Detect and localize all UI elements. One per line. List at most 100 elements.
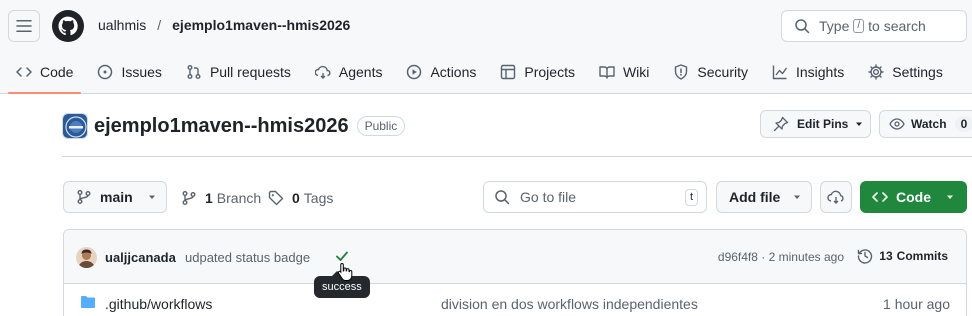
search-icon [795, 19, 810, 34]
commits-label: Commits [896, 249, 948, 263]
tag-icon [268, 190, 284, 206]
branch-label: Branch [216, 190, 262, 206]
branches-link[interactable]: 1 Branch [181, 190, 261, 206]
branch-count: 1 [205, 190, 213, 206]
tab-label: Code [40, 63, 74, 80]
tab-security[interactable]: Security [665, 55, 756, 88]
tab-wiki[interactable]: Wiki [591, 55, 657, 88]
graph-icon [772, 65, 788, 79]
triangle-down-icon [794, 195, 801, 199]
visibility-badge: Public [356, 116, 406, 136]
file-table: ualjjcanada udpated status badge success… [63, 229, 967, 316]
edit-pins-label: Edit Pins [797, 117, 849, 131]
user-avatar-icon [76, 247, 97, 268]
watch-count: 0 [954, 116, 972, 132]
agent-icon [314, 65, 331, 79]
code-icon [872, 192, 888, 202]
tab-label: Settings [892, 63, 943, 80]
tab-issues[interactable]: Issues [89, 55, 169, 88]
search-input[interactable]: Type / to search [781, 10, 967, 42]
search-shortcut-key: / [853, 19, 865, 33]
issue-opened-icon [98, 64, 113, 79]
latest-commit-row: ualjjcanada udpated status badge success… [64, 230, 966, 298]
code-icon [16, 66, 32, 77]
repo-title[interactable]: ejemplo1maven--hmis2026 [94, 115, 349, 138]
tab-label: Actions [430, 63, 477, 80]
breadcrumb-separator: / [157, 17, 162, 33]
triangle-down-icon [856, 122, 863, 126]
history-icon [858, 249, 873, 264]
cloud-download-icon [827, 190, 844, 204]
edit-pins-button[interactable]: Edit Pins [760, 110, 871, 138]
commits-count: 13 [879, 249, 893, 263]
code-button[interactable]: Code [860, 181, 967, 213]
search-icon [495, 190, 510, 205]
triangle-down-icon [947, 195, 953, 199]
tab-label: Issues [121, 63, 162, 80]
tab-settings[interactable]: Settings [860, 55, 951, 88]
shield-icon [675, 63, 688, 80]
section-divider [62, 156, 972, 157]
tab-insights[interactable]: Insights [764, 55, 852, 88]
branch-select-button[interactable]: main [63, 181, 167, 213]
author-avatar[interactable] [76, 247, 97, 268]
tab-label: Security [697, 63, 748, 80]
gear-icon [868, 63, 884, 80]
github-logo-icon[interactable] [52, 10, 84, 42]
check-icon[interactable] [335, 249, 349, 263]
tab-projects[interactable]: Projects [492, 55, 583, 88]
tab-label: Projects [524, 63, 575, 80]
file-time: 1 hour ago [883, 296, 950, 312]
eye-icon [889, 118, 905, 130]
repo-avatar [62, 113, 88, 139]
tag-count: 0 [292, 190, 300, 206]
add-file-label: Add file [729, 189, 781, 205]
search-placeholder-end: to search [868, 18, 926, 34]
watch-button[interactable]: Watch 0 [879, 110, 972, 138]
git-pull-request-icon [187, 64, 201, 79]
tab-label: Agents [338, 63, 383, 80]
menu-button[interactable] [8, 10, 40, 42]
app-header: ualhmis / ejemplo1maven--hmis2026 Type /… [0, 0, 972, 94]
commit-author[interactable]: ualjjcanada [105, 250, 176, 265]
table-row[interactable]: .github/workflows division en dos workfl… [64, 284, 966, 316]
tab-code[interactable]: Code [8, 55, 82, 94]
tag-label: Tags [303, 190, 334, 206]
go-to-file-placeholder: Go to file [520, 189, 577, 205]
hand-cursor-icon [337, 262, 353, 281]
table-icon [501, 64, 516, 79]
folder-icon [81, 296, 95, 308]
play-icon [407, 64, 422, 79]
file-commit-message[interactable]: division en dos workflows independientes [441, 296, 698, 312]
book-icon [599, 65, 615, 79]
commit-message[interactable]: udpated status badge [185, 250, 310, 265]
tab-label: Wiki [622, 63, 650, 80]
watch-label: Watch [911, 117, 947, 131]
tab-label: Pull requests [209, 63, 291, 80]
triangle-down-icon [148, 195, 155, 199]
file-name[interactable]: .github/workflows [105, 296, 212, 312]
repo-nav: Code Issues Pull requests Agents Actions… [8, 55, 959, 94]
search-placeholder-start: Type [819, 18, 850, 34]
repo-title-row: ejemplo1maven--hmis2026 Public [62, 112, 406, 140]
git-branch-icon [182, 191, 196, 205]
hamburger-icon [16, 20, 32, 32]
go-to-file-input[interactable]: Go to file t [483, 181, 707, 213]
tab-actions[interactable]: Actions [398, 55, 484, 88]
university-seal-icon [63, 114, 87, 138]
repo-link[interactable]: ejemplo1maven--hmis2026 [172, 17, 350, 33]
pin-icon [773, 116, 789, 132]
codespaces-button[interactable] [820, 181, 852, 213]
git-branch-icon [77, 190, 91, 204]
add-file-button[interactable]: Add file [716, 181, 812, 213]
tab-label: Insights [795, 63, 845, 80]
commits-link[interactable]: 13 Commits [857, 248, 948, 264]
go-to-file-shortcut: t [684, 189, 698, 206]
tags-link[interactable]: 0 Tags [268, 190, 333, 206]
tab-pull-requests[interactable]: Pull requests [178, 55, 299, 88]
code-button-label: Code [896, 189, 931, 205]
tab-agents[interactable]: Agents [307, 55, 391, 88]
owner-link[interactable]: ualhmis [98, 17, 146, 33]
commit-sha-time[interactable]: d96f4f8 · 2 minutes ago [718, 250, 844, 264]
branch-name: main [100, 189, 133, 205]
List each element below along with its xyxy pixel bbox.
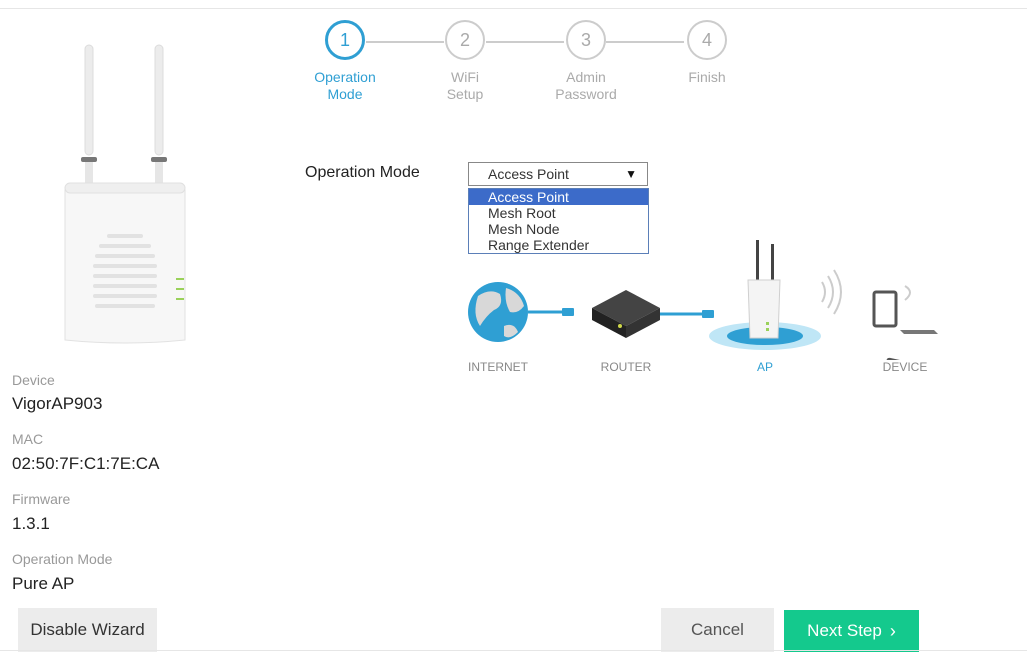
device-label: DEVICE [882,360,928,374]
operation-mode-select[interactable]: Access Point ▼ [468,162,648,186]
devices-icon [872,285,940,360]
step-operation-mode: 1 Operation Mode [300,20,390,103]
router-label: ROUTER [600,360,652,374]
dropdown-arrow-icon[interactable]: ▼ [625,163,637,185]
firmware-value: 1.3.1 [12,514,50,533]
option-mesh-root[interactable]: Mesh Root [469,205,648,221]
device-label: Device [12,372,55,388]
access-point-icon [747,240,781,339]
network-diagram [468,240,940,360]
operation-mode-label: Operation Mode [305,164,420,181]
mac-label: MAC [12,431,44,447]
chevron-right-icon: › [889,620,896,641]
step-admin-password: 3 Admin Password [541,20,631,103]
router-icon [592,290,660,338]
firmware-label: Firmware [12,491,71,507]
next-step-button[interactable]: Next Step › [784,610,919,652]
step-number: 2 [445,20,485,60]
top-divider [0,8,1027,9]
mac-value: 02:50:7F:C1:7E:CA [12,454,160,473]
ap-label: AP [756,360,773,374]
wifi-signal-icon [821,269,842,315]
step-wifi-setup: 2 WiFi Setup [420,20,510,103]
bottom-divider [0,650,1027,651]
globe-icon [468,282,528,342]
operation-mode-info-value: Pure AP [12,574,75,593]
next-step-label: Next Step [807,621,882,640]
device-value: VigorAP903 [12,394,103,413]
access-point-image [64,44,186,344]
step-number: 4 [687,20,727,60]
selected-value: Access Point [488,166,569,182]
step-label: Finish [688,69,726,85]
option-access-point[interactable]: Access Point [469,189,648,205]
operation-mode-info-label: Operation Mode [12,551,113,567]
step-number: 1 [325,20,365,60]
step-label: Operation Mode [314,69,376,102]
step-number: 3 [566,20,606,60]
step-label: WiFi Setup [446,69,484,102]
disable-wizard-button[interactable]: Disable Wizard [18,608,157,652]
step-label: Admin Password [555,69,617,102]
internet-label: INTERNET [468,360,528,374]
cancel-button[interactable]: Cancel [661,608,774,652]
step-finish: 4 Finish [662,20,752,86]
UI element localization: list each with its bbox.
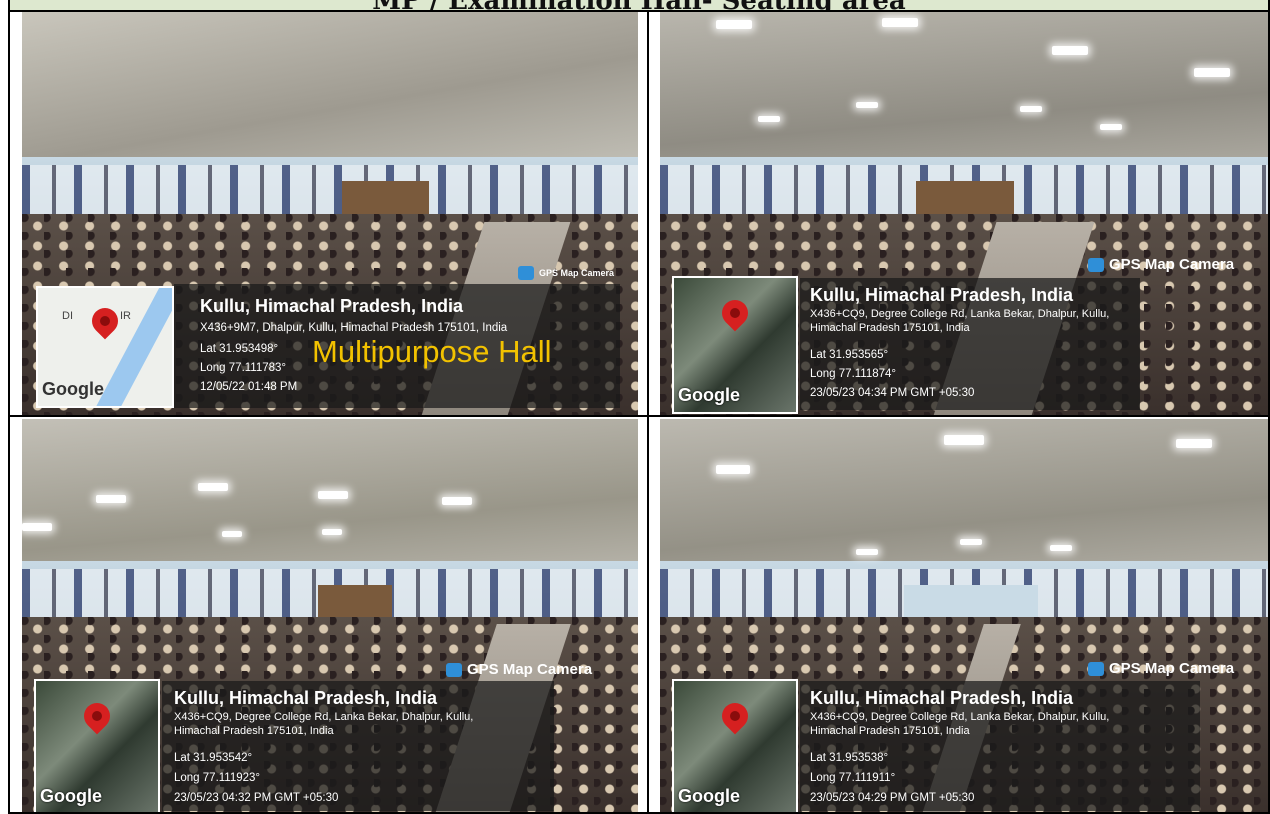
- section-title: MP / Examination Hall- Seating area: [10, 0, 1268, 10]
- table-divider-horizontal: [8, 415, 1270, 417]
- photo-table-border: [8, 10, 1270, 814]
- table-divider-vertical: [647, 10, 649, 814]
- section-header: MP / Examination Hall- Seating area: [8, 0, 1270, 10]
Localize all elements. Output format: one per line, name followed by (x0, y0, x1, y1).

--- --- ---

| Aim |
Reproduce the material word for word, starting at the line containing "- section-title: MP" and continuing through the end of the material.

| Written answer |
- section-title: MP / Examination Hall- Seating area: [10, 0, 1268, 10]
- table-divider-horizontal: [8, 415, 1270, 417]
- photo-table-border: [8, 10, 1270, 814]
- table-divider-vertical: [647, 10, 649, 814]
- section-header: MP / Examination Hall- Seating area: [8, 0, 1270, 10]
Localize all elements. Output format: one per line, name followed by (x0, y0, x1, y1).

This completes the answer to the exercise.